(Structured figure records)
+===+

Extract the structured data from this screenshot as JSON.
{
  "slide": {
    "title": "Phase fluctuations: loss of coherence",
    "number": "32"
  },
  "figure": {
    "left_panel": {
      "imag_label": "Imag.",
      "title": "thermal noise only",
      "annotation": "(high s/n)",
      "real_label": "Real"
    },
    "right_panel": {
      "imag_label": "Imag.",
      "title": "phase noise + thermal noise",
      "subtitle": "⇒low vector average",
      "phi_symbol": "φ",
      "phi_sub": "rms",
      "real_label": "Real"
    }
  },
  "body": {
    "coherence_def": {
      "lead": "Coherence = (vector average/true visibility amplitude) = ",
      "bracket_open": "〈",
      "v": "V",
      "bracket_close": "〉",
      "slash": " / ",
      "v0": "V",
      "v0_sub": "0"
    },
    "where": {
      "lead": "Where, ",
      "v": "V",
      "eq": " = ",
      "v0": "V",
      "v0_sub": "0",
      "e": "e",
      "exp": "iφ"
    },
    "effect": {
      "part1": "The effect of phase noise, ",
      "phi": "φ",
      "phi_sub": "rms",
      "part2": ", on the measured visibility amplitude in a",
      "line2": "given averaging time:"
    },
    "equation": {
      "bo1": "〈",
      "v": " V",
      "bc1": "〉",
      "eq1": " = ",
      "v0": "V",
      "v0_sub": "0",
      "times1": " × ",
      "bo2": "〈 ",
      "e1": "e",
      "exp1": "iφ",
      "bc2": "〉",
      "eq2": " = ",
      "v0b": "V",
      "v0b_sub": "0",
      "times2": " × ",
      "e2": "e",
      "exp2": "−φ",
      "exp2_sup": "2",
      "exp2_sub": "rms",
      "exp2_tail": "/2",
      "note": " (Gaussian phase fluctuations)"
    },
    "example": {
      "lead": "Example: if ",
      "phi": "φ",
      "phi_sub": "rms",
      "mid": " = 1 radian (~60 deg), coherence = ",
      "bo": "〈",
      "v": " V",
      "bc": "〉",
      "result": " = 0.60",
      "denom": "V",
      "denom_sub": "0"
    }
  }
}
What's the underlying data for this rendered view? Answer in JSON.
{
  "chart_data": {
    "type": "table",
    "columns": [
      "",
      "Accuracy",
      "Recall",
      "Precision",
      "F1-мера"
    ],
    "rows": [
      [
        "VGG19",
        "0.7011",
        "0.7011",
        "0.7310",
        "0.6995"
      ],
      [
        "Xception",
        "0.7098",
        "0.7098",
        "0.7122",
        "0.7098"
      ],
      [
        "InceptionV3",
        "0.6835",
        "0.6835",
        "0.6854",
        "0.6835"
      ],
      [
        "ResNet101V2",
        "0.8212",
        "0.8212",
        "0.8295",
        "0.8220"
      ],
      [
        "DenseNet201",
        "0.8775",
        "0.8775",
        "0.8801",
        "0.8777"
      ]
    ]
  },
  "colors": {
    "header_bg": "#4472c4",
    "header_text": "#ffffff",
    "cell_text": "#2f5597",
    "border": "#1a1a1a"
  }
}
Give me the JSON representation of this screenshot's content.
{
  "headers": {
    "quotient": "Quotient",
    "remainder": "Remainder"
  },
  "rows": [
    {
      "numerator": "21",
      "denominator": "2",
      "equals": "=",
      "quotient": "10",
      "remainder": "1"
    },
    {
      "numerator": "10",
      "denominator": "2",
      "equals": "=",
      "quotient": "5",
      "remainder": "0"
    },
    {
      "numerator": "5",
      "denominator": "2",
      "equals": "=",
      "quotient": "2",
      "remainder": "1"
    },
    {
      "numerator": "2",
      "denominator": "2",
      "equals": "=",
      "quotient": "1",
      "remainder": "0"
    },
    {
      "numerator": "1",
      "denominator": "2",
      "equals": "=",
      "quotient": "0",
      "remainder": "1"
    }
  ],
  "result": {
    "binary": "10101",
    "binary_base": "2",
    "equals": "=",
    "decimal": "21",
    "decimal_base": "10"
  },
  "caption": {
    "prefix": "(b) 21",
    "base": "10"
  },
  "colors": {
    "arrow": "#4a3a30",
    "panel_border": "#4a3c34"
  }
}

+===+

What the task requires:
Return all lines containing "thermal".

The reply:
      "title": "thermal noise only",
      "title": "phase noise + thermal noise",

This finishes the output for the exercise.